§ Problem to solve
Please pull out every line that includes the string "eyebrow".

§ Given records

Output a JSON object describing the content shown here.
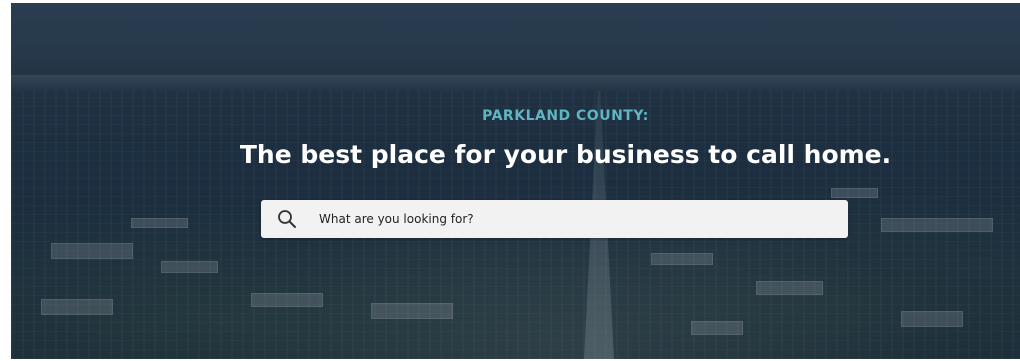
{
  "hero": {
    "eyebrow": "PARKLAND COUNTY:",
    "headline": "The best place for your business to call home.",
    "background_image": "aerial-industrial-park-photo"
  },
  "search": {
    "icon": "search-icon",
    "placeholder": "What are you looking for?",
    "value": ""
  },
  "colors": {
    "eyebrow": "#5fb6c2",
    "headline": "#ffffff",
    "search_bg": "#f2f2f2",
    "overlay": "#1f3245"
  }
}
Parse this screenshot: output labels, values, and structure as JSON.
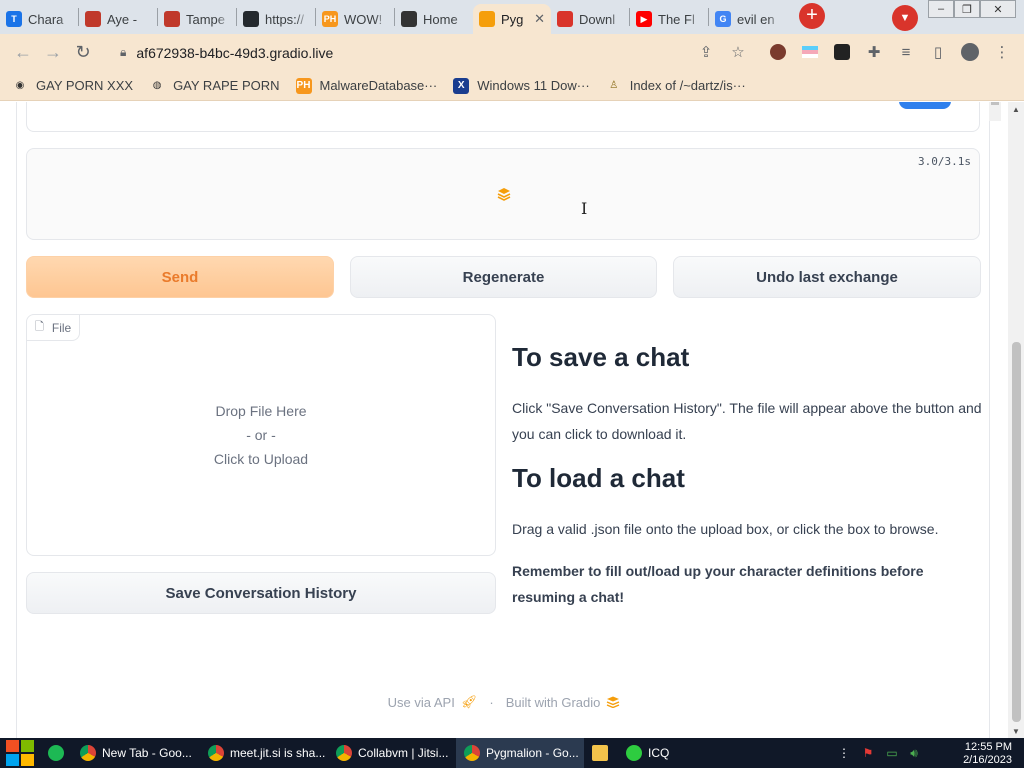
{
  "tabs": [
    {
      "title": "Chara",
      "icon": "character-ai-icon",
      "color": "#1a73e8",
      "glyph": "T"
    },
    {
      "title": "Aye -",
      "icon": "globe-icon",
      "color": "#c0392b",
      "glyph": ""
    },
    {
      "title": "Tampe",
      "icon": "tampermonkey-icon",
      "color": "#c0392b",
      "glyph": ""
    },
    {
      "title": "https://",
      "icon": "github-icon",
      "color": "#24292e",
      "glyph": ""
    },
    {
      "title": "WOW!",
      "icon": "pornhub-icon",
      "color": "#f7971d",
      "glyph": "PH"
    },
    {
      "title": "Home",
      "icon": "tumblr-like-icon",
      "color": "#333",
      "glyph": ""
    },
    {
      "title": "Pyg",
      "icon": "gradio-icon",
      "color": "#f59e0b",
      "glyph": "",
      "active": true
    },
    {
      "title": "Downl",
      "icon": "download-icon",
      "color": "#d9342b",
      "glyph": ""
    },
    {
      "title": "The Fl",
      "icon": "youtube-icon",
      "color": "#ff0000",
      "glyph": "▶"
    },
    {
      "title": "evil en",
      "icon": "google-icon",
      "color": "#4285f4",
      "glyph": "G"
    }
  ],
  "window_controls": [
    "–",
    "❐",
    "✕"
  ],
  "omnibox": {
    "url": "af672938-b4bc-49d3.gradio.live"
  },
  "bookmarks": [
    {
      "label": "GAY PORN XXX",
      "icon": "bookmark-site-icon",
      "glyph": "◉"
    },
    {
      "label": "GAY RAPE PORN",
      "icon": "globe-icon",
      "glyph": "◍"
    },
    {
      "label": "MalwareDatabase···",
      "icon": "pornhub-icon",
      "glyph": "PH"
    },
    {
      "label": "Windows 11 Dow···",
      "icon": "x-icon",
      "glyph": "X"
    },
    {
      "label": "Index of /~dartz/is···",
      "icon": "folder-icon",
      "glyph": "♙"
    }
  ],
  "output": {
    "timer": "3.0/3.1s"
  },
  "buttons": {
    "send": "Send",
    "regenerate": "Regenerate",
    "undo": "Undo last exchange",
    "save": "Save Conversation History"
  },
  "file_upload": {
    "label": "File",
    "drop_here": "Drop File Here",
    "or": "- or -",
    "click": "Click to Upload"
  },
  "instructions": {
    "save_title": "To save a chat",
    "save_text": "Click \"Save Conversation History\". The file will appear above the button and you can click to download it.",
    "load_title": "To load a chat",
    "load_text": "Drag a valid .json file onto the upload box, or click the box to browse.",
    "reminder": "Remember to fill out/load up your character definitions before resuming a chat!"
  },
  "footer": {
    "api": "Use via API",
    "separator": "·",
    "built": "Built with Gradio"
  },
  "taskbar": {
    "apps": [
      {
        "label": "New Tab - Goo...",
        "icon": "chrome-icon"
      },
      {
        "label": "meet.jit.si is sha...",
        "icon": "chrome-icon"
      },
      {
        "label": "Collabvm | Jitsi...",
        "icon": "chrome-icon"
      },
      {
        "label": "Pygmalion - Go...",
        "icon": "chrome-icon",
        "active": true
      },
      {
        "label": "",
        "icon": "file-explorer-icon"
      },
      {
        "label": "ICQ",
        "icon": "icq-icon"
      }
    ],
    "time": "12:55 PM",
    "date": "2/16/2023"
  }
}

...

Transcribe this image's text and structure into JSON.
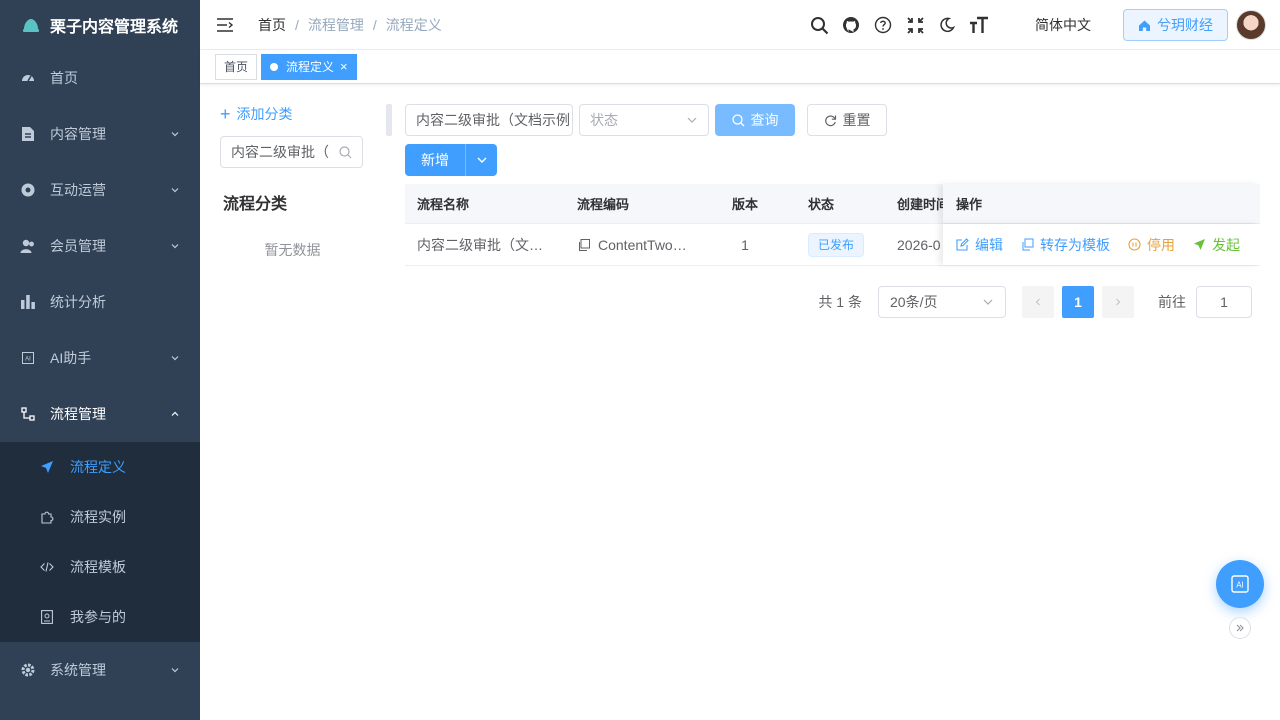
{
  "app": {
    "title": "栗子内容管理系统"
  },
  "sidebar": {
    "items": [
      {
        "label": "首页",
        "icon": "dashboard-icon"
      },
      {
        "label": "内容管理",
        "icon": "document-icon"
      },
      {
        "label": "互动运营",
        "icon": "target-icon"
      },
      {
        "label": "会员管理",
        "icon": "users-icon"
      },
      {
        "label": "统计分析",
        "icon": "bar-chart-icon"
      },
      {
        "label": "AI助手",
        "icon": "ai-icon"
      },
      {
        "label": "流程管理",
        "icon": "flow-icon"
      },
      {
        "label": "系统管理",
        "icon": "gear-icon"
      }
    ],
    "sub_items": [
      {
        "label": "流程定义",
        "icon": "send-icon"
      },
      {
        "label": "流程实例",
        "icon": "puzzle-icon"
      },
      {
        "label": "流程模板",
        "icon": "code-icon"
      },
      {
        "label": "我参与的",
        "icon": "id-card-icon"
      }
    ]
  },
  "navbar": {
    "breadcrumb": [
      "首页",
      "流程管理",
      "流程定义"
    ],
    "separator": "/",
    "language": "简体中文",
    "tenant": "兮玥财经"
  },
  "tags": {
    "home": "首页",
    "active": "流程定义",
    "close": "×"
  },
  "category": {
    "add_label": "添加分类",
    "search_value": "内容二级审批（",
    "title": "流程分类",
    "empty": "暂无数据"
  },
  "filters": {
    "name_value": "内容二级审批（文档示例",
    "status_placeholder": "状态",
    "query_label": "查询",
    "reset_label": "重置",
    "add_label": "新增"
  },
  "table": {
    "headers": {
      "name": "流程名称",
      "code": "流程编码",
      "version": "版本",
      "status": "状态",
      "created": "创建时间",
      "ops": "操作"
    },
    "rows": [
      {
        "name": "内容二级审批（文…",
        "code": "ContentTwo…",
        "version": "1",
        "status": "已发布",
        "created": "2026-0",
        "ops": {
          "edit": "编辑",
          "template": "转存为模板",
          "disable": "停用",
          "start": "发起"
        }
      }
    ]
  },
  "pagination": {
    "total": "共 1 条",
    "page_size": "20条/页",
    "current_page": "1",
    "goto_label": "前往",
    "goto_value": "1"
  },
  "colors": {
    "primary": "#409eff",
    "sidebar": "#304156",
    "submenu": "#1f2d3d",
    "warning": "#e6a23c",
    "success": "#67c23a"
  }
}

§ Complete response
    "eyebrow": "PARKLAND COUNTY:",
    "eyebrow": "#5fb6c2",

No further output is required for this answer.